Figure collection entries
start
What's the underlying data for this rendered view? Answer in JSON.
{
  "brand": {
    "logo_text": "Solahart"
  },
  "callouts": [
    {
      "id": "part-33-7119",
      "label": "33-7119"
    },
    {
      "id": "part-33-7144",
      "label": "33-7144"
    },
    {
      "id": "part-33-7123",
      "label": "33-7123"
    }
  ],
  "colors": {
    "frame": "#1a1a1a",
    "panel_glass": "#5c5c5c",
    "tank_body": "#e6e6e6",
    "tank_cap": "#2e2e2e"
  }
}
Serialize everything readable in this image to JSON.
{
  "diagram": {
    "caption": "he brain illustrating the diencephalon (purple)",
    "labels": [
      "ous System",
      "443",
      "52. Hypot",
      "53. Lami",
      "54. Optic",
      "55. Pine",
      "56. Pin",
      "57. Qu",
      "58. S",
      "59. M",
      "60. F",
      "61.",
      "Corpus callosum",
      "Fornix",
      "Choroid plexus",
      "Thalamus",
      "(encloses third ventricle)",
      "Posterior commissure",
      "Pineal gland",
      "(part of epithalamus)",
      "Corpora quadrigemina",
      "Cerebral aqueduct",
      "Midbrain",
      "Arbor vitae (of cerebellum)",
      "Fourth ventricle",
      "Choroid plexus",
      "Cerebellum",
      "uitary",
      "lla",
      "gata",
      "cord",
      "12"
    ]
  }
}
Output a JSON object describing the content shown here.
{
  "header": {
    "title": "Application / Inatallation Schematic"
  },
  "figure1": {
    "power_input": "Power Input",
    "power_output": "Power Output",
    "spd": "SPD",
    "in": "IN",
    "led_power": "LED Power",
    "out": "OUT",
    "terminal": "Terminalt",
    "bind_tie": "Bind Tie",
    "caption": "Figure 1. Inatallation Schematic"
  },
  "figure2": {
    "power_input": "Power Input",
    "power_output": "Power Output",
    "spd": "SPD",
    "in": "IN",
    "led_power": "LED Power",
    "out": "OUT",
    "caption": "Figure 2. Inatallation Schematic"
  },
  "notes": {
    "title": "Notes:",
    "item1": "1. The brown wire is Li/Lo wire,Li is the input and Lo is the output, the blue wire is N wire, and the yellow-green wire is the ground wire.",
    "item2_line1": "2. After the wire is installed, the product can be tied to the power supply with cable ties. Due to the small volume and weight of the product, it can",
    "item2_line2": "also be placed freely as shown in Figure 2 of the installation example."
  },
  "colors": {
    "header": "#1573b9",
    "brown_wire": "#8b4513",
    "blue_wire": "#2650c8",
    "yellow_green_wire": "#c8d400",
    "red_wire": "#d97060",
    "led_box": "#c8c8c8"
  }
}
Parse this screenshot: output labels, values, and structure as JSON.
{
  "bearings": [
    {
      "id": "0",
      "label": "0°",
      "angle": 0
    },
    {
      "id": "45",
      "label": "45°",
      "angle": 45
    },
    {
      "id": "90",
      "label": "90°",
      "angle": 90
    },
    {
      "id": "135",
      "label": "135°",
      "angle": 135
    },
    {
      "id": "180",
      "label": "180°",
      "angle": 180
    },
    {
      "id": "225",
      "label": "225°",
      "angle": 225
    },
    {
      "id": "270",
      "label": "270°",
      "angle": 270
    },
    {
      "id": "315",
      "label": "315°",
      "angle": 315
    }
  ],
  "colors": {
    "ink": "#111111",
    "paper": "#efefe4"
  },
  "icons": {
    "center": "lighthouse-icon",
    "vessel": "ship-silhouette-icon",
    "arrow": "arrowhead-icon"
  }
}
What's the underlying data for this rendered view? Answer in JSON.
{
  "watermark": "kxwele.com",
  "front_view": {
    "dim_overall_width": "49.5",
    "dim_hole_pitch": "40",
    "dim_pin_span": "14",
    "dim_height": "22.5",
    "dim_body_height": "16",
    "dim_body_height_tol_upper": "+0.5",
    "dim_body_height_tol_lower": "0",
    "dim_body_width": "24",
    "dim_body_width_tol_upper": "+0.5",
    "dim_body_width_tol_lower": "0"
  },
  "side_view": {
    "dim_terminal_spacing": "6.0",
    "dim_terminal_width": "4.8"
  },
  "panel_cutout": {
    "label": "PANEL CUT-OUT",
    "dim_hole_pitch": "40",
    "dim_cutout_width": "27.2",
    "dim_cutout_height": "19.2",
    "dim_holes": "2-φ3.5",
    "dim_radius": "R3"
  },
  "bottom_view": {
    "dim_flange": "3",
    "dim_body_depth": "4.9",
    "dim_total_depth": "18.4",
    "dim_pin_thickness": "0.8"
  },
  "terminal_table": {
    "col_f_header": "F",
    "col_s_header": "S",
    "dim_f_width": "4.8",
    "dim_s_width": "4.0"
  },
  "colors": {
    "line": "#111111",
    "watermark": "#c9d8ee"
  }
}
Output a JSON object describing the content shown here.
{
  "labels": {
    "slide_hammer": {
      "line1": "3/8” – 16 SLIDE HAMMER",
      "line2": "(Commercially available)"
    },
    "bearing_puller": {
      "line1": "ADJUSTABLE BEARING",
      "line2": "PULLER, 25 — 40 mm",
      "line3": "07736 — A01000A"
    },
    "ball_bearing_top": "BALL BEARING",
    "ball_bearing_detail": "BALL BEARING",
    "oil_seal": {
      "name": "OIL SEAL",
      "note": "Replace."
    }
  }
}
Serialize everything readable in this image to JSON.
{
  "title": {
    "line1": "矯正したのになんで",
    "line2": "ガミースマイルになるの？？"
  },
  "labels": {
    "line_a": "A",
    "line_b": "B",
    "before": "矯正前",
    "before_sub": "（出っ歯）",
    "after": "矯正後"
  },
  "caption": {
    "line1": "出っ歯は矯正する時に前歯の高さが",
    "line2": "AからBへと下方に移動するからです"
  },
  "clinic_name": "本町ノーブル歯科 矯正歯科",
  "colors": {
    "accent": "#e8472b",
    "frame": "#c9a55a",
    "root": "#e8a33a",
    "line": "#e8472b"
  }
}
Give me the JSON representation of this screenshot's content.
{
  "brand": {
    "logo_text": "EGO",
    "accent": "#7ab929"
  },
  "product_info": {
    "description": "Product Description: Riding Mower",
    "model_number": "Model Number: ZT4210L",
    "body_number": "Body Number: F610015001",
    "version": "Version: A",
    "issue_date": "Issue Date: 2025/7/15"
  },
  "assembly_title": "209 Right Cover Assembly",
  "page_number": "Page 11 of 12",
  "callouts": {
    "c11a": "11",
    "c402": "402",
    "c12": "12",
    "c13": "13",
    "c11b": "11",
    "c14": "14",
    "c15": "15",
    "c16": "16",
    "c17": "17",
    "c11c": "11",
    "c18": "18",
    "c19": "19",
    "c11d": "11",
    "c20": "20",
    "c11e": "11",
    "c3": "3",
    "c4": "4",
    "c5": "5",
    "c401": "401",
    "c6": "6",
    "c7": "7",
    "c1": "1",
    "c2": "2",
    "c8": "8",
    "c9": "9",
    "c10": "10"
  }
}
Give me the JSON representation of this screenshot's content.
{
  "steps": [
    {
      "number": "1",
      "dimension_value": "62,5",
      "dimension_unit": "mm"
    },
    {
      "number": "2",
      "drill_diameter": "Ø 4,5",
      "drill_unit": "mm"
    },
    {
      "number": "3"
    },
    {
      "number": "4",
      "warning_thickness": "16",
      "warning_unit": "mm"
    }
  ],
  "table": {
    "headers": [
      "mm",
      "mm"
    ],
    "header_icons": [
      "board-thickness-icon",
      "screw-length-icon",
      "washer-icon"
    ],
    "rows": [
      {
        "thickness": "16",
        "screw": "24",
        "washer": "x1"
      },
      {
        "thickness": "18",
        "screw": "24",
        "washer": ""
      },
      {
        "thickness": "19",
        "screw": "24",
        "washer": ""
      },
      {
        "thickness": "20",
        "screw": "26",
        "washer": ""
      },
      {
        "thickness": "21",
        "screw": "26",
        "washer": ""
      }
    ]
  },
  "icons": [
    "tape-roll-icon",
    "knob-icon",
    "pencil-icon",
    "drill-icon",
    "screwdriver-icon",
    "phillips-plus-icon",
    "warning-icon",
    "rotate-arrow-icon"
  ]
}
end
*INSTRUCTION:*
Make a list of all lines in the data that contain "Inatallation".

*RESPONSE TO THE TASK:*
    "title": "Application / Inatallation Schematic"
    "caption": "Figure 1. Inatallation Schematic"
    "caption": "Figure 2. Inatallation Schematic"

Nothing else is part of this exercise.